(Instructions to follow): Show all lines holding the string "this".

(Material):

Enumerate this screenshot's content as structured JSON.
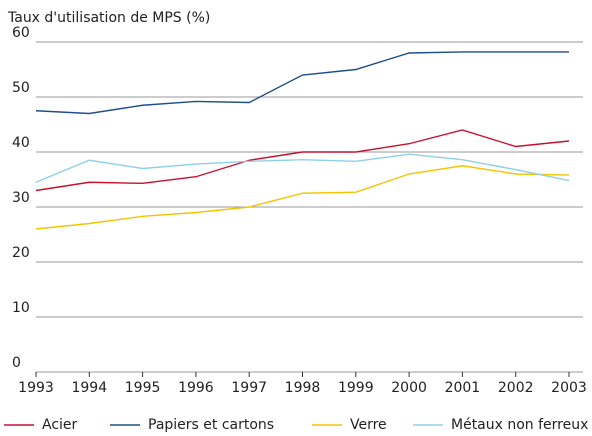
{
  "chart_data": {
    "type": "line",
    "title": "Taux d'utilisation de MPS (%)",
    "x": [
      1993,
      1994,
      1995,
      1996,
      1997,
      1998,
      1999,
      2000,
      2001,
      2002,
      2003
    ],
    "xlim": [
      1993,
      2003
    ],
    "xticks": [
      1993,
      1994,
      1995,
      1996,
      1997,
      1998,
      1999,
      2000,
      2001,
      2002,
      2003
    ],
    "ylim": [
      0,
      60
    ],
    "yticks": [
      0,
      10,
      20,
      30,
      40,
      50,
      60
    ],
    "grid": true,
    "series": [
      {
        "name": "Acier",
        "color": "#c8102e",
        "values": [
          33,
          34.5,
          34.3,
          35.5,
          38.5,
          40,
          40,
          41.5,
          44,
          41,
          42
        ]
      },
      {
        "name": "Papiers et cartons",
        "color": "#1f4e8c",
        "values": [
          47.5,
          47,
          48.5,
          49.2,
          49,
          54,
          55,
          58,
          58.2,
          58.2,
          58.2
        ]
      },
      {
        "name": "Verre",
        "color": "#f5c400",
        "values": [
          26,
          27,
          28.3,
          29,
          30,
          32.5,
          32.7,
          36,
          37.5,
          36,
          35.8
        ]
      },
      {
        "name": "Métaux non ferreux",
        "color": "#8fd0e8",
        "values": [
          34.5,
          38.5,
          37,
          37.8,
          38.3,
          38.6,
          38.3,
          39.6,
          38.6,
          36.8,
          34.8
        ]
      }
    ]
  }
}
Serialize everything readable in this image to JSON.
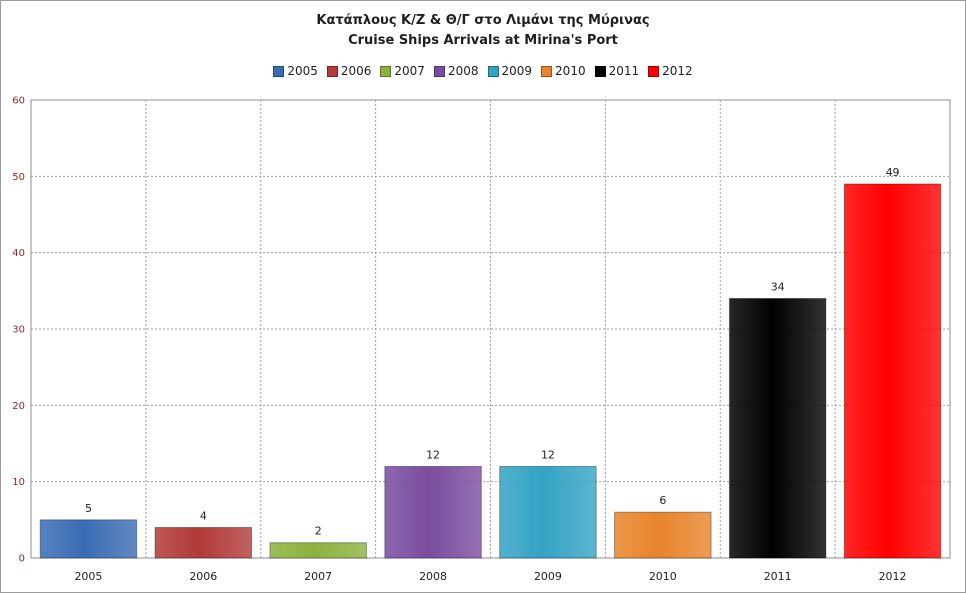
{
  "chart_data": {
    "type": "bar",
    "title": "Κατάπλους Κ/Ζ & Θ/Γ στο Λιμάνι της Μύρινας",
    "subtitle": "Cruise Ships Arrivals at Mirina's Port",
    "categories": [
      "2005",
      "2006",
      "2007",
      "2008",
      "2009",
      "2010",
      "2011",
      "2012"
    ],
    "values": [
      5,
      4,
      2,
      12,
      12,
      6,
      34,
      49
    ],
    "colors": [
      "#3a6cb4",
      "#b23a38",
      "#8cb23c",
      "#7a4ca0",
      "#33a3c4",
      "#e8842a",
      "#000000",
      "#ff0000"
    ],
    "legend": {
      "position": "top",
      "entries": [
        "2005",
        "2006",
        "2007",
        "2008",
        "2009",
        "2010",
        "2011",
        "2012"
      ]
    },
    "yticks": [
      "0",
      "10",
      "20",
      "30",
      "40",
      "50",
      "60"
    ],
    "ylim": [
      0,
      60
    ],
    "grid": true,
    "xlabel": "",
    "ylabel": ""
  }
}
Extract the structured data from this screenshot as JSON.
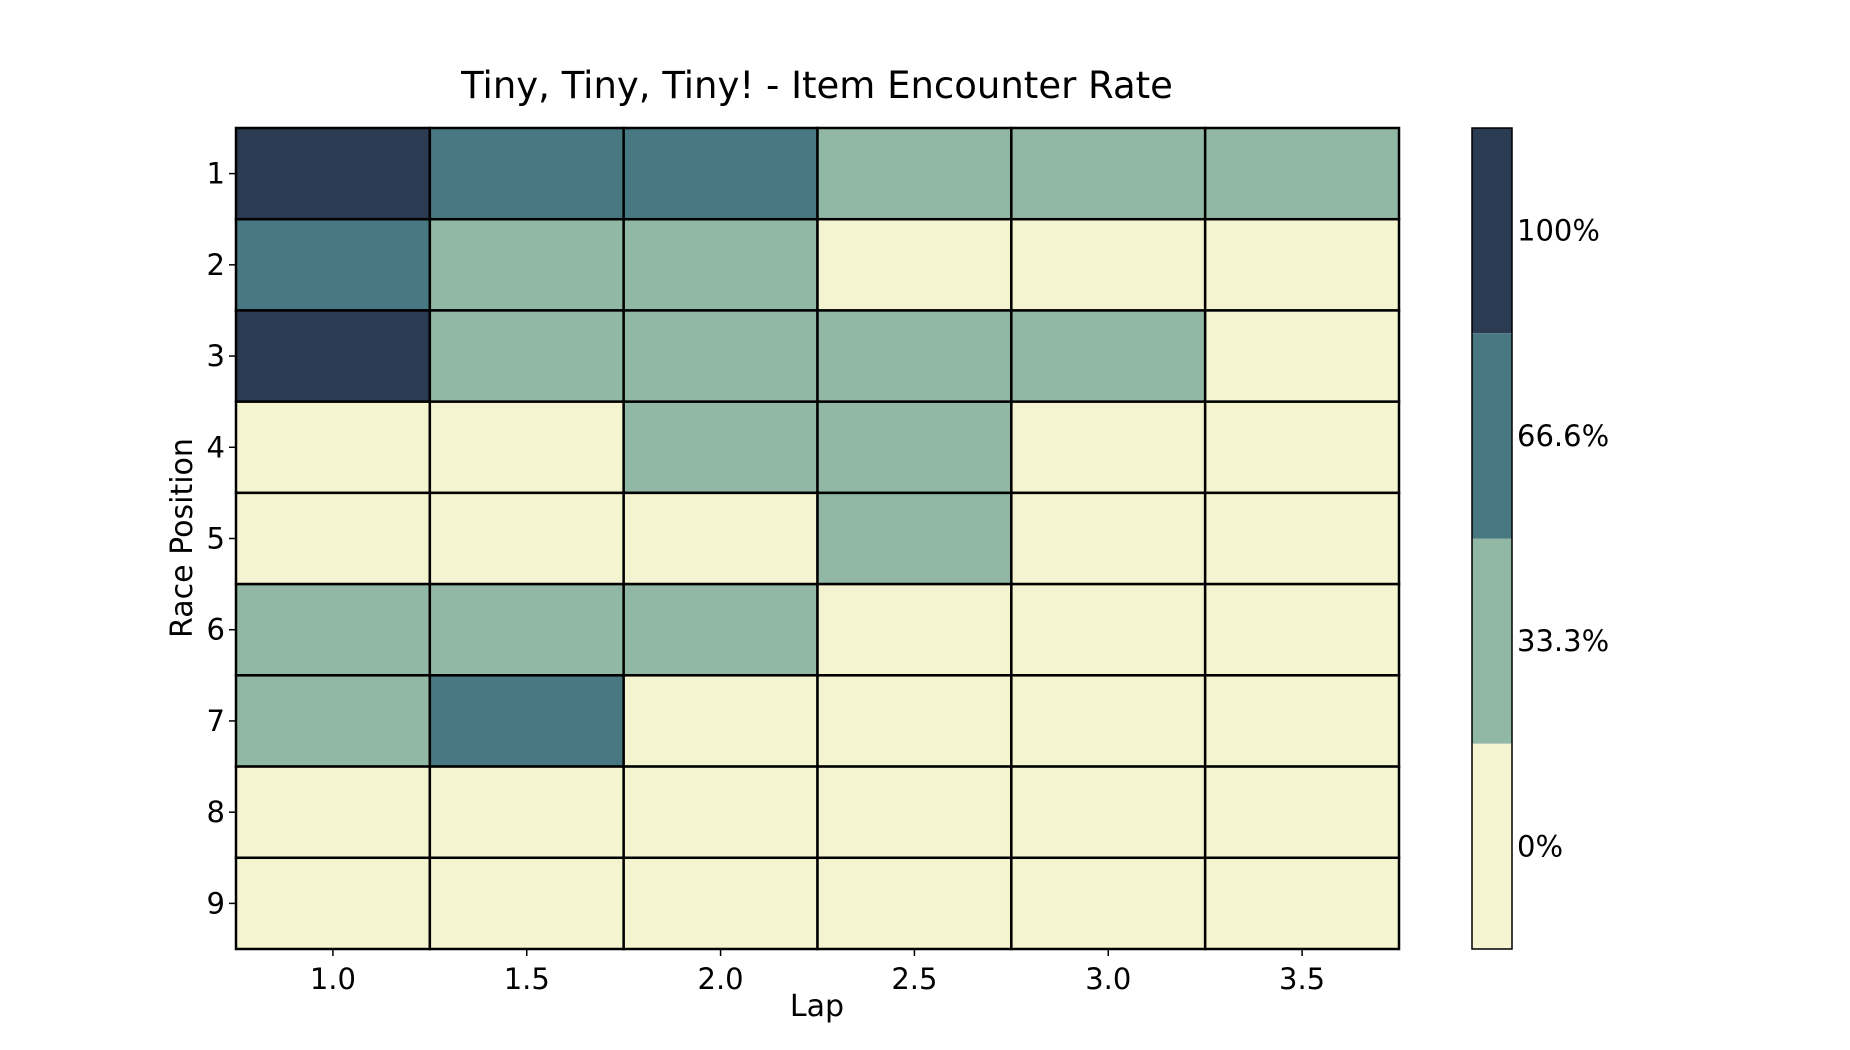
{
  "chart_data": {
    "type": "heatmap",
    "title": "Tiny, Tiny, Tiny! - Item Encounter Rate",
    "xlabel": "Lap",
    "ylabel": "Race Position",
    "x_categories": [
      "1.0",
      "1.5",
      "2.0",
      "2.5",
      "3.0",
      "3.5"
    ],
    "y_categories": [
      "1",
      "2",
      "3",
      "4",
      "5",
      "6",
      "7",
      "8",
      "9"
    ],
    "values": [
      [
        100,
        66.6,
        66.6,
        33.3,
        33.3,
        33.3
      ],
      [
        66.6,
        33.3,
        33.3,
        0,
        0,
        0
      ],
      [
        100,
        33.3,
        33.3,
        33.3,
        33.3,
        0
      ],
      [
        0,
        0,
        33.3,
        33.3,
        0,
        0
      ],
      [
        0,
        0,
        0,
        33.3,
        0,
        0
      ],
      [
        33.3,
        33.3,
        33.3,
        0,
        0,
        0
      ],
      [
        33.3,
        66.6,
        0,
        0,
        0,
        0
      ],
      [
        0,
        0,
        0,
        0,
        0,
        0
      ],
      [
        0,
        0,
        0,
        0,
        0,
        0
      ]
    ],
    "colorbar": {
      "levels": [
        0,
        33.3,
        66.6,
        100
      ],
      "labels": [
        "0%",
        "33.3%",
        "66.6%",
        "100%"
      ],
      "colors": [
        "#f4f4d0",
        "#91b8a5",
        "#487882",
        "#2a3b52"
      ]
    },
    "grid": false
  }
}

(Task solution):
Enumerate this screenshot's content as structured JSON.
Serialize everything readable in this image to JSON.
Extract the structured data from this screenshot as JSON.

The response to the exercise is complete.